>> Begin Data provided

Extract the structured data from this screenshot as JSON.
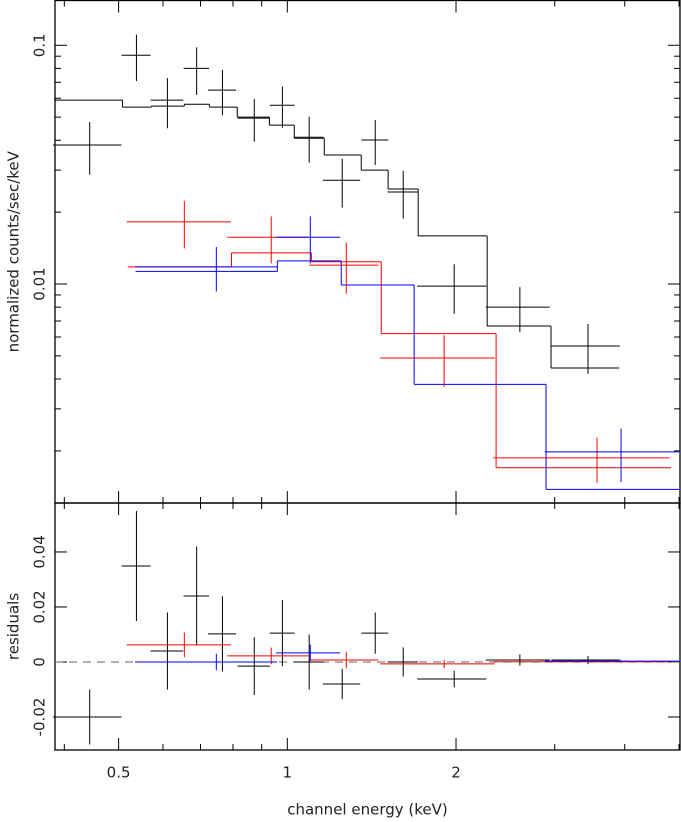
{
  "chart_data": [
    {
      "type": "errorbar",
      "ylabel": "normalized counts/sec/keV",
      "xscale": "log",
      "yscale": "log",
      "xlim": [
        0.385,
        5.02
      ],
      "ylim": [
        0.00121,
        0.154
      ],
      "yticks": [
        0.01,
        0.1
      ],
      "yminorticks": [
        0.002,
        0.003,
        0.004,
        0.005,
        0.006,
        0.007,
        0.008,
        0.009,
        0.02,
        0.03,
        0.04,
        0.05,
        0.06,
        0.07,
        0.08,
        0.09
      ],
      "series": [
        {
          "color": "#000000",
          "x": [
            0.444,
            0.538,
            0.611,
            0.689,
            0.766,
            0.873,
            0.98,
            1.094,
            1.253,
            1.435,
            1.61,
            1.985,
            2.6,
            3.44
          ],
          "xerr": [
            0.062,
            0.032,
            0.041,
            0.036,
            0.044,
            0.058,
            0.05,
            0.067,
            0.096,
            0.079,
            0.1,
            0.28,
            0.34,
            0.48
          ],
          "y": [
            0.0382,
            0.0908,
            0.0589,
            0.08,
            0.0649,
            0.0495,
            0.0561,
            0.0412,
            0.0272,
            0.0401,
            0.0243,
            0.0098,
            0.008,
            0.0055
          ],
          "yerr": [
            0.0095,
            0.02,
            0.014,
            0.018,
            0.014,
            0.01,
            0.011,
            0.009,
            0.0063,
            0.0086,
            0.0055,
            0.0023,
            0.0017,
            0.0013
          ]
        },
        {
          "color": "#ff0000",
          "x": [
            0.655,
            0.936,
            1.274,
            1.905,
            3.57
          ],
          "xerr": [
            0.138,
            0.155,
            0.18,
            0.44,
            1.24
          ],
          "y": [
            0.0182,
            0.0157,
            0.012,
            0.0049,
            0.00187
          ],
          "yerr": [
            0.0041,
            0.0035,
            0.0029,
            0.0012,
            0.0004
          ]
        },
        {
          "color": "#0000ff",
          "x": [
            0.747,
            1.099,
            3.94
          ],
          "xerr": [
            0.212,
            0.144,
            1.06
          ],
          "y": [
            0.0118,
            0.0157,
            0.00198
          ],
          "yerr": [
            0.0025,
            0.0035,
            0.0005
          ]
        }
      ],
      "models": [
        {
          "color": "#000000",
          "bins": [
            0.385,
            0.508,
            0.572,
            0.655,
            0.726,
            0.814,
            0.929,
            1.029,
            1.164,
            1.355,
            1.513,
            1.712,
            2.273,
            2.955,
            3.91
          ],
          "values": [
            0.0589,
            0.0551,
            0.0556,
            0.0566,
            0.0551,
            0.05,
            0.0463,
            0.0408,
            0.0347,
            0.03,
            0.025,
            0.0159,
            0.00667,
            0.00445
          ]
        },
        {
          "color": "#ff0000",
          "bins": [
            0.519,
            0.795,
            1.104,
            1.471,
            2.358,
            4.84
          ],
          "values": [
            0.0118,
            0.0135,
            0.0124,
            0.0062,
            0.0017
          ]
        },
        {
          "color": "#0000ff",
          "bins": [
            0.536,
            0.96,
            1.248,
            1.684,
            2.895,
            5.02
          ],
          "values": [
            0.0113,
            0.0125,
            0.0099,
            0.0038,
            0.00138
          ]
        }
      ]
    },
    {
      "type": "errorbar",
      "ylabel": "residuals",
      "xlabel": "channel energy (keV)",
      "xscale": "log",
      "yscale": "linear",
      "xlim": [
        0.385,
        5.02
      ],
      "ylim": [
        -0.032,
        0.0578
      ],
      "xticks": [
        0.5,
        1,
        2
      ],
      "xminorticks": [
        0.4,
        0.6,
        0.7,
        0.8,
        0.9,
        3,
        4,
        5
      ],
      "yticks": [
        -0.02,
        0,
        0.02,
        0.04
      ],
      "hline": 0,
      "series": [
        {
          "color": "#000000",
          "x": [
            0.444,
            0.538,
            0.611,
            0.689,
            0.766,
            0.873,
            0.98,
            1.094,
            1.253,
            1.435,
            1.61,
            1.985,
            2.6,
            3.44
          ],
          "xerr": [
            0.062,
            0.032,
            0.041,
            0.036,
            0.044,
            0.058,
            0.05,
            0.067,
            0.096,
            0.079,
            0.1,
            0.28,
            0.34,
            0.48
          ],
          "y": [
            -0.02,
            0.0349,
            0.004,
            0.024,
            0.0102,
            -0.0015,
            0.0105,
            0,
            -0.008,
            0.0105,
            0,
            -0.0062,
            0.0007,
            0.0007
          ],
          "yerr": [
            0.01,
            0.02,
            0.014,
            0.018,
            0.0137,
            0.0105,
            0.012,
            0.01,
            0.0055,
            0.0075,
            0.0053,
            0.003,
            0.002,
            0.0015
          ]
        },
        {
          "color": "#ff0000",
          "x": [
            0.655,
            0.936,
            1.274,
            1.905,
            3.57
          ],
          "xerr": [
            0.138,
            0.155,
            0.18,
            0.44,
            1.24
          ],
          "y": [
            0.0062,
            0.0022,
            0.0007,
            -0.0007,
            0.0001
          ],
          "yerr": [
            0.0045,
            0.003,
            0.003,
            0.0015,
            0.0003
          ]
        },
        {
          "color": "#0000ff",
          "x": [
            0.747,
            1.099,
            3.94
          ],
          "xerr": [
            0.212,
            0.144,
            1.06
          ],
          "y": [
            0,
            0.0033,
            0.0003
          ],
          "yerr": [
            0.003,
            0.003,
            0.0005
          ]
        }
      ]
    }
  ]
}
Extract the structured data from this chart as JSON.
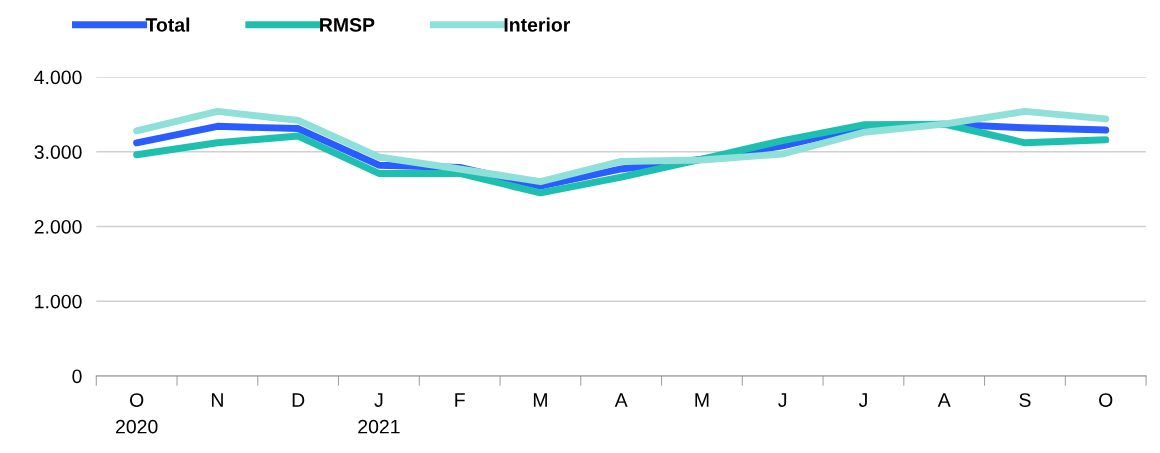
{
  "chart_data": {
    "type": "line",
    "categories": [
      "O\n2020",
      "N",
      "D",
      "J\n2021",
      "F",
      "M",
      "A",
      "M",
      "J",
      "J",
      "A",
      "S",
      "O"
    ],
    "series": [
      {
        "name": "Total",
        "color": "#2b5cff",
        "values": [
          3120,
          3340,
          3310,
          2820,
          2790,
          2540,
          2770,
          2900,
          3080,
          3330,
          3370,
          3320,
          3290
        ]
      },
      {
        "name": "RMSP",
        "color": "#1fbfb0",
        "values": [
          2960,
          3120,
          3210,
          2710,
          2710,
          2450,
          2660,
          2900,
          3150,
          3360,
          3370,
          3120,
          3160
        ]
      },
      {
        "name": "Interior",
        "color": "#8ee0d8",
        "values": [
          3280,
          3540,
          3420,
          2930,
          2770,
          2600,
          2870,
          2890,
          2970,
          3260,
          3370,
          3540,
          3440
        ]
      }
    ],
    "ylim": [
      0,
      4000
    ],
    "yticks": [
      {
        "value": 0,
        "label": "0"
      },
      {
        "value": 1000,
        "label": "1.000"
      },
      {
        "value": 2000,
        "label": "2.000"
      },
      {
        "value": 3000,
        "label": "3.000"
      },
      {
        "value": 4000,
        "label": "4.000"
      }
    ],
    "grid": "y",
    "legend": "top left",
    "marker": "none",
    "line_style": "solid"
  }
}
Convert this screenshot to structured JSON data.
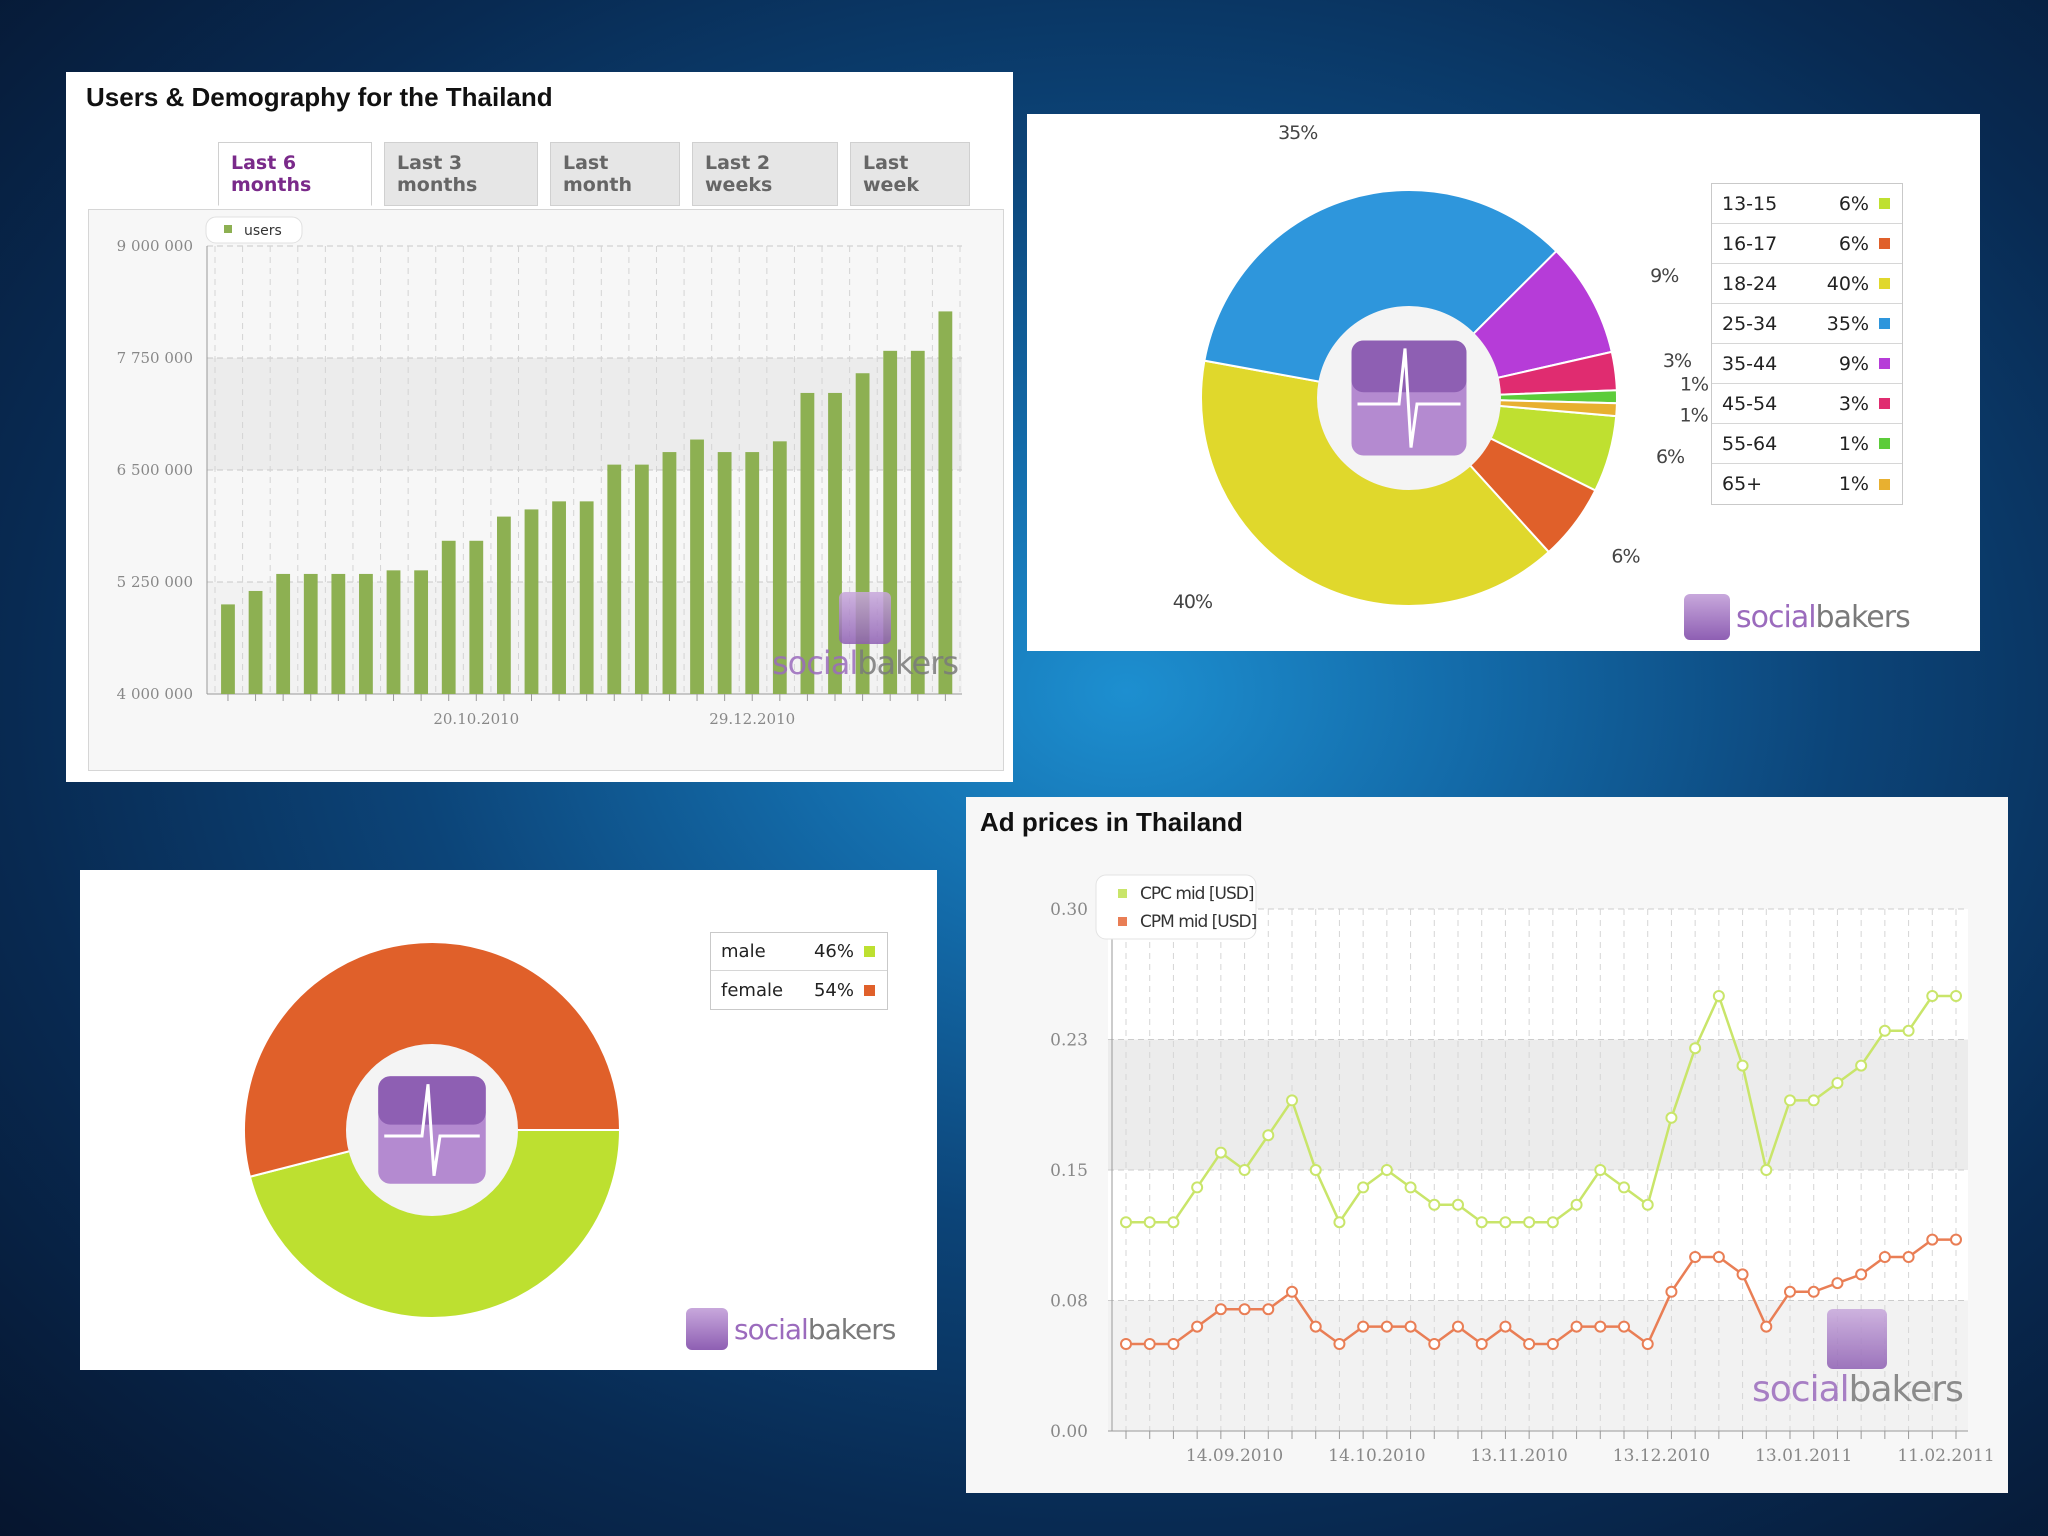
{
  "brand": {
    "part1": "social",
    "part2": "bakers"
  },
  "panel_users": {
    "title": "Users & Demography for the Thailand",
    "tabs": [
      {
        "label": "Last 6 months",
        "active": true
      },
      {
        "label": "Last 3 months",
        "active": false
      },
      {
        "label": "Last month",
        "active": false
      },
      {
        "label": "Last 2 weeks",
        "active": false
      },
      {
        "label": "Last week",
        "active": false
      }
    ]
  },
  "panel_age": {},
  "panel_gender": {},
  "panel_ads": {
    "title": "Ad prices in Thailand"
  },
  "colors": {
    "bar": "#8db052",
    "cpc": "#c9e56a",
    "cpm": "#e97e55"
  },
  "chart_data": [
    {
      "type": "bar",
      "legend": [
        "users"
      ],
      "series": [
        {
          "name": "users",
          "values": [
            5000000,
            5150000,
            5340000,
            5340000,
            5340000,
            5340000,
            5380000,
            5380000,
            5710000,
            5710000,
            5980000,
            6060000,
            6150000,
            6150000,
            6560000,
            6560000,
            6700000,
            6840000,
            6700000,
            6700000,
            6820000,
            7360000,
            7360000,
            7580000,
            7830000,
            7830000,
            8270000
          ]
        }
      ],
      "ylim": [
        4000000,
        9000000
      ],
      "yticks": [
        "4 000 000",
        "5 250 000",
        "6 500 000",
        "7 750 000",
        "9 000 000"
      ],
      "xtick_labels": [
        "20.10.2010",
        "29.12.2010"
      ],
      "grid": true
    },
    {
      "type": "pie",
      "labels": [
        "13-15",
        "16-17",
        "18-24",
        "25-34",
        "35-44",
        "45-54",
        "55-64",
        "65+"
      ],
      "values": [
        6,
        6,
        40,
        35,
        9,
        3,
        1,
        1
      ],
      "value_labels": [
        "6%",
        "6%",
        "40%",
        "35%",
        "9%",
        "3%",
        "1%",
        "1%"
      ],
      "colors": [
        "#bfe030",
        "#e0602a",
        "#e0d82c",
        "#2e96dc",
        "#b63cd8",
        "#e02c70",
        "#5ccc3a",
        "#e8b030"
      ]
    },
    {
      "type": "pie",
      "labels": [
        "male",
        "female"
      ],
      "values": [
        46,
        54
      ],
      "value_labels": [
        "46%",
        "54%"
      ],
      "colors": [
        "#bde030",
        "#e0602a"
      ]
    },
    {
      "type": "line",
      "legend": [
        "CPC mid [USD]",
        "CPM mid [USD]"
      ],
      "series": [
        {
          "name": "CPC mid [USD]",
          "values": [
            0.12,
            0.12,
            0.12,
            0.14,
            0.16,
            0.15,
            0.17,
            0.19,
            0.15,
            0.12,
            0.14,
            0.15,
            0.14,
            0.13,
            0.13,
            0.12,
            0.12,
            0.12,
            0.12,
            0.13,
            0.15,
            0.14,
            0.13,
            0.18,
            0.22,
            0.25,
            0.21,
            0.15,
            0.19,
            0.19,
            0.2,
            0.21,
            0.23,
            0.23,
            0.25,
            0.25
          ]
        },
        {
          "name": "CPM mid [USD]",
          "values": [
            0.05,
            0.05,
            0.05,
            0.06,
            0.07,
            0.07,
            0.07,
            0.08,
            0.06,
            0.05,
            0.06,
            0.06,
            0.06,
            0.05,
            0.06,
            0.05,
            0.06,
            0.05,
            0.05,
            0.06,
            0.06,
            0.06,
            0.05,
            0.08,
            0.1,
            0.1,
            0.09,
            0.06,
            0.08,
            0.08,
            0.085,
            0.09,
            0.1,
            0.1,
            0.11,
            0.11
          ]
        }
      ],
      "ylim": [
        0.0,
        0.3
      ],
      "yticks": [
        "0.00",
        "0.08",
        "0.15",
        "0.23",
        "0.30"
      ],
      "xtick_labels": [
        "14.09.2010",
        "14.10.2010",
        "13.11.2010",
        "13.12.2010",
        "13.01.2011",
        "11.02.2011"
      ],
      "grid": true
    }
  ]
}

>> End Data provided

Task objective
Copy out every line with the word "this".

Reply to the exercise
Extract the structured data from this screenshot as JSON.
Extract the structured data from this chart as JSON.
Convert this screenshot to structured JSON data.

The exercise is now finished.